Goal of the exercise
Nothing in the records may be left out or altered; reproduce them all exactly.

Saved data entries
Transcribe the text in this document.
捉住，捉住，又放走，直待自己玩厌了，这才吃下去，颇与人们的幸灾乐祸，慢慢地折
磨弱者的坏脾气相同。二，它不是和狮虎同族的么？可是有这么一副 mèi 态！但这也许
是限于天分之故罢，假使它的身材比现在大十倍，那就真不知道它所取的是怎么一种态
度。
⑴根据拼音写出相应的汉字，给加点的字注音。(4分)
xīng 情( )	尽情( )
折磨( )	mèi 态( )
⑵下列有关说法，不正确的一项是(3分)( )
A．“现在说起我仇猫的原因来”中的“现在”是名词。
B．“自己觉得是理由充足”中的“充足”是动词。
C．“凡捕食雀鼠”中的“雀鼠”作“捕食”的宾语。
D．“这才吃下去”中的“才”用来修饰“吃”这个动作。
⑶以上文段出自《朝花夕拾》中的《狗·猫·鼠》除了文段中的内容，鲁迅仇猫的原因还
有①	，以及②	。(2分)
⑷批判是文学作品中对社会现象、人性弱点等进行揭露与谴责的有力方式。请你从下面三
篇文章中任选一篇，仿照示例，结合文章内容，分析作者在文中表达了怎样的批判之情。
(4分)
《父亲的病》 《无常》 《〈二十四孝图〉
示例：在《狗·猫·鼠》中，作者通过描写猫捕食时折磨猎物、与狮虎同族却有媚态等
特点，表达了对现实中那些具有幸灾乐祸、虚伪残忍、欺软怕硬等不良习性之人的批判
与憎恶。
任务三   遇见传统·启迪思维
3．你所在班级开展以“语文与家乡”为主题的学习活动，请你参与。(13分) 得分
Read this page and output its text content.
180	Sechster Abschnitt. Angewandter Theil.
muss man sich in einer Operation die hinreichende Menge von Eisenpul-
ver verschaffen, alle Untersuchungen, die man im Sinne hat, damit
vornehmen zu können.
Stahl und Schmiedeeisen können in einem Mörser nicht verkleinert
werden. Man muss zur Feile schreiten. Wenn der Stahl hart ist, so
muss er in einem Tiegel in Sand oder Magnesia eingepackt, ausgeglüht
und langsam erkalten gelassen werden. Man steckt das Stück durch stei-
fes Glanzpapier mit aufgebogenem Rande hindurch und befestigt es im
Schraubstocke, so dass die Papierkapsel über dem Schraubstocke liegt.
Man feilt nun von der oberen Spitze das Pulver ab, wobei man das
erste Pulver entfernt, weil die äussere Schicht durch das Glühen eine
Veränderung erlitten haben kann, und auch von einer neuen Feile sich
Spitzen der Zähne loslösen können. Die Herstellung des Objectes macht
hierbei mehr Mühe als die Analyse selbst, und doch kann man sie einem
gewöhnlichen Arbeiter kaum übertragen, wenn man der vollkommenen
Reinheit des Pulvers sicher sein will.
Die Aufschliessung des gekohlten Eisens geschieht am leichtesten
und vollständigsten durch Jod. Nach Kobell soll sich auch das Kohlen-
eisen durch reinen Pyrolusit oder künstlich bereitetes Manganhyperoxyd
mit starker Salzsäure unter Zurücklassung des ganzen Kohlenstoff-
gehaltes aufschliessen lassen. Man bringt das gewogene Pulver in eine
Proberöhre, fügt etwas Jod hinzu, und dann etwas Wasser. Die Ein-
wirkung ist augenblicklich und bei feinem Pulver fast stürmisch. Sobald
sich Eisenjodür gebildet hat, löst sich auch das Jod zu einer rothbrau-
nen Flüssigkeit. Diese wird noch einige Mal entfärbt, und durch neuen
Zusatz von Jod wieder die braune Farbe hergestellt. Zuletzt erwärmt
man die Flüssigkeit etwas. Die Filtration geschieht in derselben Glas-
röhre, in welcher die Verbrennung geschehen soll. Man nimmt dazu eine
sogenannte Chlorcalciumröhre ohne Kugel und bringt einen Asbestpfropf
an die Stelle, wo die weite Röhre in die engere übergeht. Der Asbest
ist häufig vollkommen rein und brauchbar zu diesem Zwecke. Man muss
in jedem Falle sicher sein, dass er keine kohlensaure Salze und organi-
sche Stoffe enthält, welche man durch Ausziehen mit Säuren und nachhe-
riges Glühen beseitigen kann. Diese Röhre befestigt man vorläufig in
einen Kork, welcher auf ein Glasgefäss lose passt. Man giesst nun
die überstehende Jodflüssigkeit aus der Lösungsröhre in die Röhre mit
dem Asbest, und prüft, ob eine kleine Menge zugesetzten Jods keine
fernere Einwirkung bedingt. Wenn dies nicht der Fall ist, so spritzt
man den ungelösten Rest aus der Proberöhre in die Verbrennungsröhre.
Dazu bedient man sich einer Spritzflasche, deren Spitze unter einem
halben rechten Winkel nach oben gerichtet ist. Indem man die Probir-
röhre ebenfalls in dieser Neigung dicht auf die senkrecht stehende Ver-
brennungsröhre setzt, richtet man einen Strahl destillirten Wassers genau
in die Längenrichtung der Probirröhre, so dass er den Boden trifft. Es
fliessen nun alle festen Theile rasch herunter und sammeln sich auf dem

The solution
Transcribe the text in this document.
捉住，捉住，又放走，直待自己玩厌了，这才吃下去，颇与人们的幸灾乐祸，慢慢地折
磨弱者的坏脾气相同。二，它不是和狮虎同族的么？可是有这么一副 mèi 态！但这也许
是限于天分之故罢，假使它的身材比现在大十倍，那就真不知道它所取的是怎么一种态
度。
⑴根据拼音写出相应的汉字，给加点的字注音。(4分)
xīng 情( )	尽情( )
折磨( )	mèi 态( )
⑵下列有关说法，不正确的一项是(3分)( )
A．“现在说起我仇猫的原因来”中的“现在”是名词。
B．“自己觉得是理由充足”中的“充足”是动词。
C．“凡捕食雀鼠”中的“雀鼠”作“捕食”的宾语。
D．“这才吃下去”中的“才”用来修饰“吃”这个动作。
⑶以上文段出自《朝花夕拾》中的《狗·猫·鼠》除了文段中的内容，鲁迅仇猫的原因还
有①	，以及②	。(2分)
⑷批判是文学作品中对社会现象、人性弱点等进行揭露与谴责的有力方式。请你从下面三
篇文章中任选一篇，仿照示例，结合文章内容，分析作者在文中表达了怎样的批判之情。
(4分)
《父亲的病》 《无常》 《〈二十四孝图〉
示例：在《狗·猫·鼠》中，作者通过描写猫捕食时折磨猎物、与狮虎同族却有媚态等
特点，表达了对现实中那些具有幸灾乐祸、虚伪残忍、欺软怕硬等不良习性之人的批判
与憎恶。
任务三   遇见传统·启迪思维
3．你所在班级开展以“语文与家乡”为主题的学习活动，请你参与。(13分) 得分
Read this page and output its text content.
180	Sechster Abschnitt. Angewandter Theil.
muss man sich in einer Operation die hinreichende Menge von Eisenpul-
ver verschaffen, alle Untersuchungen, die man im Sinne hat, damit
vornehmen zu können.
Stahl und Schmiedeeisen können in einem Mörser nicht verkleinert
werden. Man muss zur Feile schreiten. Wenn der Stahl hart ist, so
muss er in einem Tiegel in Sand oder Magnesia eingepackt, ausgeglüht
und langsam erkalten gelassen werden. Man steckt das Stück durch stei-
fes Glanzpapier mit aufgebogenem Rande hindurch und befestigt es im
Schraubstocke, so dass die Papierkapsel über dem Schraubstocke liegt.
Man feilt nun von der oberen Spitze das Pulver ab, wobei man das
erste Pulver entfernt, weil die äussere Schicht durch das Glühen eine
Veränderung erlitten haben kann, und auch von einer neuen Feile sich
Spitzen der Zähne loslösen können. Die Herstellung des Objectes macht
hierbei mehr Mühe als die Analyse selbst, und doch kann man sie einem
gewöhnlichen Arbeiter kaum übertragen, wenn man der vollkommenen
Reinheit des Pulvers sicher sein will.
Die Aufschliessung des gekohlten Eisens geschieht am leichtesten
und vollständigsten durch Jod. Nach Kobell soll sich auch das Kohlen-
eisen durch reinen Pyrolusit oder künstlich bereitetes Manganhyperoxyd
mit starker Salzsäure unter Zurücklassung des ganzen Kohlenstoff-
gehaltes aufschliessen lassen. Man bringt das gewogene Pulver in eine
Proberöhre, fügt etwas Jod hinzu, und dann etwas Wasser. Die Ein-
wirkung ist augenblicklich und bei feinem Pulver fast stürmisch. Sobald
sich Eisenjodür gebildet hat, löst sich auch das Jod zu einer rothbrau-
nen Flüssigkeit. Diese wird noch einige Mal entfärbt, und durch neuen
Zusatz von Jod wieder die braune Farbe hergestellt. Zuletzt erwärmt
man die Flüssigkeit etwas. Die Filtration geschieht in derselben Glas-
röhre, in welcher die Verbrennung geschehen soll. Man nimmt dazu eine
sogenannte Chlorcalciumröhre ohne Kugel und bringt einen Asbestpfropf
an die Stelle, wo die weite Röhre in die engere übergeht. Der Asbest
ist häufig vollkommen rein und brauchbar zu diesem Zwecke. Man muss
in jedem Falle sicher sein, dass er keine kohlensaure Salze und organi-
sche Stoffe enthält, welche man durch Ausziehen mit Säuren und nachhe-
riges Glühen beseitigen kann. Diese Röhre befestigt man vorläufig in
einen Kork, welcher auf ein Glasgefäss lose passt. Man giesst nun
die überstehende Jodflüssigkeit aus der Lösungsröhre in die Röhre mit
dem Asbest, und prüft, ob eine kleine Menge zugesetzten Jods keine
fernere Einwirkung bedingt. Wenn dies nicht der Fall ist, so spritzt
man den ungelösten Rest aus der Proberöhre in die Verbrennungsröhre.
Dazu bedient man sich einer Spritzflasche, deren Spitze unter einem
halben rechten Winkel nach oben gerichtet ist. Indem man die Probir-
röhre ebenfalls in dieser Neigung dicht auf die senkrecht stehende Ver-
brennungsröhre setzt, richtet man einen Strahl destillirten Wassers genau
in die Längenrichtung der Probirröhre, so dass er den Boden trifft. Es
fliessen nun alle festen Theile rasch herunter und sammeln sich auf dem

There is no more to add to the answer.